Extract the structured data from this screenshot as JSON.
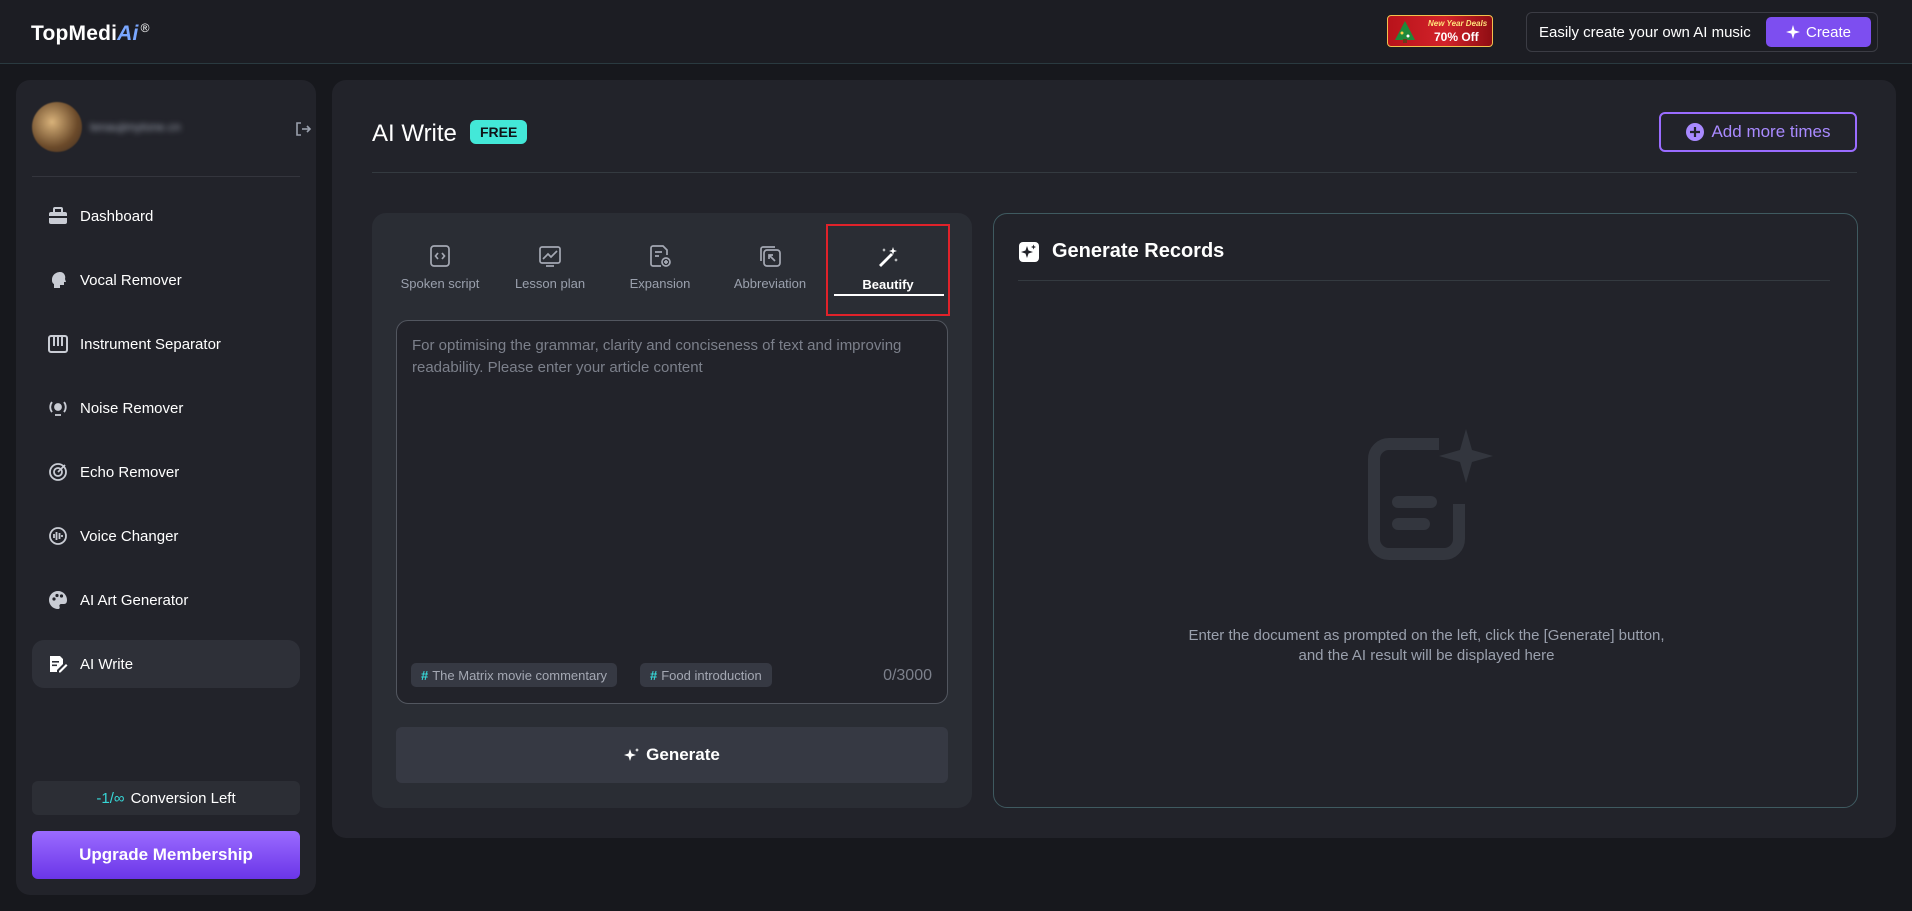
{
  "header": {
    "logo_text": "TopMedi",
    "logo_ai": "Ai",
    "logo_reg": "®",
    "promo_line1": "New Year Deals",
    "promo_line2": "70% Off",
    "music_prompt": "Easily create your own AI music",
    "create_label": "Create"
  },
  "sidebar": {
    "email": "tenaujimytone.cn",
    "items": [
      {
        "label": "Dashboard",
        "icon": "briefcase-icon"
      },
      {
        "label": "Vocal Remover",
        "icon": "head-icon"
      },
      {
        "label": "Instrument Separator",
        "icon": "piano-icon"
      },
      {
        "label": "Noise Remover",
        "icon": "noise-icon"
      },
      {
        "label": "Echo Remover",
        "icon": "echo-icon"
      },
      {
        "label": "Voice Changer",
        "icon": "voice-icon"
      },
      {
        "label": "AI Art Generator",
        "icon": "palette-icon"
      },
      {
        "label": "AI Write",
        "icon": "write-icon",
        "active": true
      }
    ],
    "conversion_count": "-1/∞",
    "conversion_label": "Conversion Left",
    "upgrade_label": "Upgrade Membership"
  },
  "main": {
    "title": "AI Write",
    "badge": "FREE",
    "add_more_label": "Add more times",
    "tabs": [
      {
        "label": "Spoken script",
        "icon": "code-doc-icon"
      },
      {
        "label": "Lesson plan",
        "icon": "chart-icon"
      },
      {
        "label": "Expansion",
        "icon": "doc-plus-icon"
      },
      {
        "label": "Abbreviation",
        "icon": "shrink-icon"
      },
      {
        "label": "Beautify",
        "icon": "magic-wand-icon",
        "active": true
      }
    ],
    "editor": {
      "placeholder": "For optimising the grammar, clarity and conciseness of text and improving readability. Please enter your article content",
      "value": "",
      "chips": [
        "The Matrix movie commentary",
        "Food introduction"
      ],
      "counter": "0/3000"
    },
    "generate_label": "Generate",
    "records": {
      "title": "Generate Records",
      "empty_line1": "Enter the document as prompted on the left, click the [Generate] button,",
      "empty_line2": "and the AI result will be displayed here"
    }
  },
  "colors": {
    "accent_purple": "#7d4ef0",
    "accent_teal": "#43e8d8",
    "highlight_red": "#e0222a"
  }
}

—————

> [EXERCISE TASK]
Search the material above for "title". Pull out each line where it shows up.

> [THE COMPLETED TASK]
    "title": "AI Write",
      "title": "Generate Records",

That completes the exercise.